> **Task instructions**: The records should be written out in full, with nothing altered.

> **Data listing**:
━━━

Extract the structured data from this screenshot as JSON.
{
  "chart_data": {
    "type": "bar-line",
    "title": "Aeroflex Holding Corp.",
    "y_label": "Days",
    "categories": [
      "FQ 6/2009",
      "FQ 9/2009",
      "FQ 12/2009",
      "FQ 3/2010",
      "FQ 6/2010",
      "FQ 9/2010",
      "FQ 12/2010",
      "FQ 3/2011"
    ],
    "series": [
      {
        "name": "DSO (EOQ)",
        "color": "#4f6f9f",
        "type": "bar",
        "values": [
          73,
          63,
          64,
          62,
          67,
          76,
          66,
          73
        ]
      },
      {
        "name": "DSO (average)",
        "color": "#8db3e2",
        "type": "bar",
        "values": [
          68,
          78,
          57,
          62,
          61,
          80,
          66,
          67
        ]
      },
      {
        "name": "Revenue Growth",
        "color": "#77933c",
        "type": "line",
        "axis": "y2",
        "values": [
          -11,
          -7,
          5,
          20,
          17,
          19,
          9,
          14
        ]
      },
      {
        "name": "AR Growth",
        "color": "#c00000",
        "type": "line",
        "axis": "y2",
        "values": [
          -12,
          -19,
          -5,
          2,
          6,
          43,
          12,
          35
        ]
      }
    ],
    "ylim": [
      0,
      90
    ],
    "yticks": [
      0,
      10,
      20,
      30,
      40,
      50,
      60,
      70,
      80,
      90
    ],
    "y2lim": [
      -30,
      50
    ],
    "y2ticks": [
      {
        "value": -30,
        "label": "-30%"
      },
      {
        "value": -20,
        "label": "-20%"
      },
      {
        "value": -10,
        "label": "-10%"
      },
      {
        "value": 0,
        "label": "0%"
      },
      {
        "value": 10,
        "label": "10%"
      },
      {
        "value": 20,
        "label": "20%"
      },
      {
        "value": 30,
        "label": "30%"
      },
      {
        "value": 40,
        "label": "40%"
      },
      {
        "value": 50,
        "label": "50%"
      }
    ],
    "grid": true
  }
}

━━━

> **Result for this exercise**:
Extract the structured data from this screenshot as JSON.
{
  "chart_data": {
    "type": "bar-line",
    "title": "Aeroflex Holding Corp.",
    "y_label": "Days",
    "categories": [
      "FQ 6/2009",
      "FQ 9/2009",
      "FQ 12/2009",
      "FQ 3/2010",
      "FQ 6/2010",
      "FQ 9/2010",
      "FQ 12/2010",
      "FQ 3/2011"
    ],
    "series": [
      {
        "name": "DSO (EOQ)",
        "color": "#4f6f9f",
        "type": "bar",
        "values": [
          73,
          63,
          64,
          62,
          67,
          76,
          66,
          73
        ]
      },
      {
        "name": "DSO (average)",
        "color": "#8db3e2",
        "type": "bar",
        "values": [
          68,
          78,
          57,
          62,
          61,
          80,
          66,
          67
        ]
      },
      {
        "name": "Revenue Growth",
        "color": "#77933c",
        "type": "line",
        "axis": "y2",
        "values": [
          -11,
          -7,
          5,
          20,
          17,
          19,
          9,
          14
        ]
      },
      {
        "name": "AR Growth",
        "color": "#c00000",
        "type": "line",
        "axis": "y2",
        "values": [
          -12,
          -19,
          -5,
          2,
          6,
          43,
          12,
          35
        ]
      }
    ],
    "ylim": [
      0,
      90
    ],
    "yticks": [
      0,
      10,
      20,
      30,
      40,
      50,
      60,
      70,
      80,
      90
    ],
    "y2lim": [
      -30,
      50
    ],
    "y2ticks": [
      {
        "value": -30,
        "label": "-30%"
      },
      {
        "value": -20,
        "label": "-20%"
      },
      {
        "value": -10,
        "label": "-10%"
      },
      {
        "value": 0,
        "label": "0%"
      },
      {
        "value": 10,
        "label": "10%"
      },
      {
        "value": 20,
        "label": "20%"
      },
      {
        "value": 30,
        "label": "30%"
      },
      {
        "value": 40,
        "label": "40%"
      },
      {
        "value": 50,
        "label": "50%"
      }
    ],
    "grid": true
  }
}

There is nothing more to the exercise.